▸ **Requirement**: List all lines of the data containing the word "compensation".

▸ **Records for the exercise**:
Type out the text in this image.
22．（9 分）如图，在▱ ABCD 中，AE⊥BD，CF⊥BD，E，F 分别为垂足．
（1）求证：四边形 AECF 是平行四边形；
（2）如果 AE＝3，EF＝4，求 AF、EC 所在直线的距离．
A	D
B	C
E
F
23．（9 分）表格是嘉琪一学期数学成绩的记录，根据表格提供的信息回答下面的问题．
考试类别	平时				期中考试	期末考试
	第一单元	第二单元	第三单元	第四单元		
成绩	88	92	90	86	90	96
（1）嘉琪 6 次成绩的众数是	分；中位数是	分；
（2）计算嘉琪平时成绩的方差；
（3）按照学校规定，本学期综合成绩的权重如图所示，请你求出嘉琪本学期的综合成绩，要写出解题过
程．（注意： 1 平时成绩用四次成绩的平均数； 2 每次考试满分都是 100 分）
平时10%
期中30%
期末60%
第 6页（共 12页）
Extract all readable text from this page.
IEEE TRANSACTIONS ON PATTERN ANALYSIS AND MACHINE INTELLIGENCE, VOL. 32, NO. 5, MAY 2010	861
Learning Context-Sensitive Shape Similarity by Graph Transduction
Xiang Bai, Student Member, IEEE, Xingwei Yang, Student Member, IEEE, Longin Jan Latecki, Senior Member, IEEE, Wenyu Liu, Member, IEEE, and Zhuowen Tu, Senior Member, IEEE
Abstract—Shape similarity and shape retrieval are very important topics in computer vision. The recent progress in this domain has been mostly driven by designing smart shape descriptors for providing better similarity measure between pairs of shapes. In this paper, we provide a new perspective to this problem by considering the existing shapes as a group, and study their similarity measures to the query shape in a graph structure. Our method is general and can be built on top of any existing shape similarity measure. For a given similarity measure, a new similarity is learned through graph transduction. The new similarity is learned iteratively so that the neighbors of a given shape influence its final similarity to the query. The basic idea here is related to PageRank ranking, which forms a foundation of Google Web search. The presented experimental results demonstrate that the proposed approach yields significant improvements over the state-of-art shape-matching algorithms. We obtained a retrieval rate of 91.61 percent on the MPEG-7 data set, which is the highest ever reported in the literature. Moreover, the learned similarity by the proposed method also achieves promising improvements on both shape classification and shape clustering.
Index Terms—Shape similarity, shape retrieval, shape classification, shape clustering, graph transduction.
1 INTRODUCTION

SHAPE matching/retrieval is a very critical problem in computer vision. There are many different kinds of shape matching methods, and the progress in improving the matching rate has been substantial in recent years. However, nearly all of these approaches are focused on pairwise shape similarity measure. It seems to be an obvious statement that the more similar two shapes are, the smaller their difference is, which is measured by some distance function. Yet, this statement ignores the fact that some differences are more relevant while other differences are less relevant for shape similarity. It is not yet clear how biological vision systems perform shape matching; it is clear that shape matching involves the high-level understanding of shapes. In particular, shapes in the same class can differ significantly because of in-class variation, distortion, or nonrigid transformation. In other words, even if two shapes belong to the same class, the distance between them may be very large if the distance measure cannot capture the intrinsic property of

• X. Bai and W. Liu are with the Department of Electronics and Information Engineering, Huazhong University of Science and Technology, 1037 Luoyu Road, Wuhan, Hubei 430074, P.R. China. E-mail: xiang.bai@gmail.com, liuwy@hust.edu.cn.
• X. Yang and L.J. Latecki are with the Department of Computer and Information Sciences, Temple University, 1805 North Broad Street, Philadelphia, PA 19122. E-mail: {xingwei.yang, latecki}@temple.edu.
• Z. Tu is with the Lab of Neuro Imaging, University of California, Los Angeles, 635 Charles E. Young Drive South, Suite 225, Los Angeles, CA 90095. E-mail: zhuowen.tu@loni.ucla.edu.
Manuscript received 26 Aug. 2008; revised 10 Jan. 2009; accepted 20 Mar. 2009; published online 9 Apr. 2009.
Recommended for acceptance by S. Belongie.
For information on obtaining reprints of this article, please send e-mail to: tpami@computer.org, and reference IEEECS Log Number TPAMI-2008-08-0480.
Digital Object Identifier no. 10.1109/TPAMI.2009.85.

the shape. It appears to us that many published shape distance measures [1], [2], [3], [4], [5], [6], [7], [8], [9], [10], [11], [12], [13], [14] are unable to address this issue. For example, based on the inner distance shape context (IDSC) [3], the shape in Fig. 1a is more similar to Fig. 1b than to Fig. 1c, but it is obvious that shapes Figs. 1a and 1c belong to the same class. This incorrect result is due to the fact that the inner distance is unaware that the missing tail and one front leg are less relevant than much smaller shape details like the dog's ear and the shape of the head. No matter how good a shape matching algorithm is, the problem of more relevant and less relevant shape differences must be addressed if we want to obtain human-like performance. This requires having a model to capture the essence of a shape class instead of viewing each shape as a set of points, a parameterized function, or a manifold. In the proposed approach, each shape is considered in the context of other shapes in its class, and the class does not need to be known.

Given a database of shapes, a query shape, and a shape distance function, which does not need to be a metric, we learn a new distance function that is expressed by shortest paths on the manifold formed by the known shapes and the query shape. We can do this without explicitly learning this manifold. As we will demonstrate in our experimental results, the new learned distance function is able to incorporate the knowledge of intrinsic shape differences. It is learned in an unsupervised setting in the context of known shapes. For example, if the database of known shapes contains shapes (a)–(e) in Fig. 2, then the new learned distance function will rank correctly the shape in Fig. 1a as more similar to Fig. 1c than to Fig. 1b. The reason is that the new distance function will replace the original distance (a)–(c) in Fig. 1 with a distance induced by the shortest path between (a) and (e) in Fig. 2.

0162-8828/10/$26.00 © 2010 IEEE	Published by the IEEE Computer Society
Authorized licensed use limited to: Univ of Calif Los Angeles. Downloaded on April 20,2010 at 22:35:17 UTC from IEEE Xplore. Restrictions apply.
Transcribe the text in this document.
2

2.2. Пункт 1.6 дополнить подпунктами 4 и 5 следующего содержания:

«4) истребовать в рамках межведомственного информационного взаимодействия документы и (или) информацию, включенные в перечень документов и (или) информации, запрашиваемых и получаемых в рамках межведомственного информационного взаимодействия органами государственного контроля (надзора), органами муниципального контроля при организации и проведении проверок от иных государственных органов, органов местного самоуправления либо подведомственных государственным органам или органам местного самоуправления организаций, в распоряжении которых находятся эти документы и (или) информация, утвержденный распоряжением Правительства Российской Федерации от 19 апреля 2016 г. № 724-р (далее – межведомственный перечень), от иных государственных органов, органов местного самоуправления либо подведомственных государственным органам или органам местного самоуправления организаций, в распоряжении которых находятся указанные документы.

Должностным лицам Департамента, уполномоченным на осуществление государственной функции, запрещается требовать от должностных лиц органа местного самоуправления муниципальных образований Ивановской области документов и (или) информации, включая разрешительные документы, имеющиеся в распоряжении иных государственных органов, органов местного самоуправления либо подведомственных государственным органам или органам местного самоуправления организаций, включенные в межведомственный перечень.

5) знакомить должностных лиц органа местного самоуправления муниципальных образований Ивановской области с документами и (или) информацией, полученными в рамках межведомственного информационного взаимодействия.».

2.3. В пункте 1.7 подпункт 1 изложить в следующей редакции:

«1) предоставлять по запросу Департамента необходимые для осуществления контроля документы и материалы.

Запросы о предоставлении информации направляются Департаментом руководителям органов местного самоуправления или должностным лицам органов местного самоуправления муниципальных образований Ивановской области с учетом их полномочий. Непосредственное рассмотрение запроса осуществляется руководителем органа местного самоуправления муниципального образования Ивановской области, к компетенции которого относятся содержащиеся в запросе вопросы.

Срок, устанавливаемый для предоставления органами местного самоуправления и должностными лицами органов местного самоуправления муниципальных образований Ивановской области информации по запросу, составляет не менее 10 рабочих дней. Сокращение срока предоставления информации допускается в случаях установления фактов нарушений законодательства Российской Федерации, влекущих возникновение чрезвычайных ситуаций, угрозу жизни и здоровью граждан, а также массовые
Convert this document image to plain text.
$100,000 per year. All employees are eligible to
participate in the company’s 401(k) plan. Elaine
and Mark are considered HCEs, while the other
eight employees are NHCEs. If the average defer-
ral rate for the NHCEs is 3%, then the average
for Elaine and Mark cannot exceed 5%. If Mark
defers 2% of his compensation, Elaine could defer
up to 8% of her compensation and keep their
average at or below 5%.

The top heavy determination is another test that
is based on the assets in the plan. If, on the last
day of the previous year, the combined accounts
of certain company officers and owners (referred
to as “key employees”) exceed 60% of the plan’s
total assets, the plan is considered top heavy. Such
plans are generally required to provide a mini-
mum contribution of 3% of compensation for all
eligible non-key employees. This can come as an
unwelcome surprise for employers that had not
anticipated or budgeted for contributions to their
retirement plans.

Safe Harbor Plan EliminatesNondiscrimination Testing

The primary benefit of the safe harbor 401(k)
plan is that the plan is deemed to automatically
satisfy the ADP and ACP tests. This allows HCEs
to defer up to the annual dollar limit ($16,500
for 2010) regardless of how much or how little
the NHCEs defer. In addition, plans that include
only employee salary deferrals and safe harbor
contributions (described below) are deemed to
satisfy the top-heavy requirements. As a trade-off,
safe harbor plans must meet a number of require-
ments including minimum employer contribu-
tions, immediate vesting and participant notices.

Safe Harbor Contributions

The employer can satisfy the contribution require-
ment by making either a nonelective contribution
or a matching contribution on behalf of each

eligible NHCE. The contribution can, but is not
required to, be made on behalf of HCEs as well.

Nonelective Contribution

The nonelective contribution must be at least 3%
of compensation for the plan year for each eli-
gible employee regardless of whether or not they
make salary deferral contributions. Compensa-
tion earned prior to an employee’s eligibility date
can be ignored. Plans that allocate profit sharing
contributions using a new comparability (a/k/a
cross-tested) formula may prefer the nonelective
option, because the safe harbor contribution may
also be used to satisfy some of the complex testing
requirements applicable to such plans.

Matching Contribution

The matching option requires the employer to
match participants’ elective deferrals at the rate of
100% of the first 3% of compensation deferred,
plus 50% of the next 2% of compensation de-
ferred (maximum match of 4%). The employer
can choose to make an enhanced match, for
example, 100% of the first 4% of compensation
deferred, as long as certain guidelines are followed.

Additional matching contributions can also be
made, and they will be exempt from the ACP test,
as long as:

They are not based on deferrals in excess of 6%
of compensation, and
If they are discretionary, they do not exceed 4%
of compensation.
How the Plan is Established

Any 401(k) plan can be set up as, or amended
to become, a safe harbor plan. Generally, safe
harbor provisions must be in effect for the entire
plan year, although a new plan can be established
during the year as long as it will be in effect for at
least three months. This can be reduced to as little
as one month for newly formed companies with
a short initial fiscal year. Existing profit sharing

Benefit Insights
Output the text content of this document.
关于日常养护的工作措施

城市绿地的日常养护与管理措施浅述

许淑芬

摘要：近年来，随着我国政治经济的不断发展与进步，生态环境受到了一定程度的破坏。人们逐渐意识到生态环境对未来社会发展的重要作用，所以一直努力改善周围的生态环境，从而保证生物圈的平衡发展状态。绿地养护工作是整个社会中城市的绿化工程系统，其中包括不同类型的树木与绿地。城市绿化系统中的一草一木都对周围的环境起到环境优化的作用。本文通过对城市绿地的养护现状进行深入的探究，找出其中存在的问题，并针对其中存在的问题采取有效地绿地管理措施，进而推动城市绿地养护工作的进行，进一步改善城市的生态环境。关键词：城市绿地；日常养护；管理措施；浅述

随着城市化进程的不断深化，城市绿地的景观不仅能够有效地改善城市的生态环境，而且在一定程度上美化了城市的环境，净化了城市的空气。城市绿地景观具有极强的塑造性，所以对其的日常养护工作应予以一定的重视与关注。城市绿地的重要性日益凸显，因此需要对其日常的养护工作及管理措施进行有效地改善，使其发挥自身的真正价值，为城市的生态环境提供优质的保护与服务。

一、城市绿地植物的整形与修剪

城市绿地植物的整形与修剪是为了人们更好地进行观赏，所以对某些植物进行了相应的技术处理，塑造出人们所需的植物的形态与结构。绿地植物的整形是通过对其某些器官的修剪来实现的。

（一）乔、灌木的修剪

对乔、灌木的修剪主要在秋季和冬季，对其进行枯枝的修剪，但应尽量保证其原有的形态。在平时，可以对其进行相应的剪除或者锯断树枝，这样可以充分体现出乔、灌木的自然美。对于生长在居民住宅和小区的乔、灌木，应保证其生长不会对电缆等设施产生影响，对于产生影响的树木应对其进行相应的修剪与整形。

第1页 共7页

▸ **Problem solution**:
defers 2% of his compensation, Elaine could defer
up to 8% of her compensation and keep their
mum contribution of 3% of compensation for all
of compensation for the plan year for each eli-
100% of the first 3% of compensation deferred,
plus 50% of the next 2% of compensation de-
example, 100% of the first 4% of compensation
of compensation, and
of compensation.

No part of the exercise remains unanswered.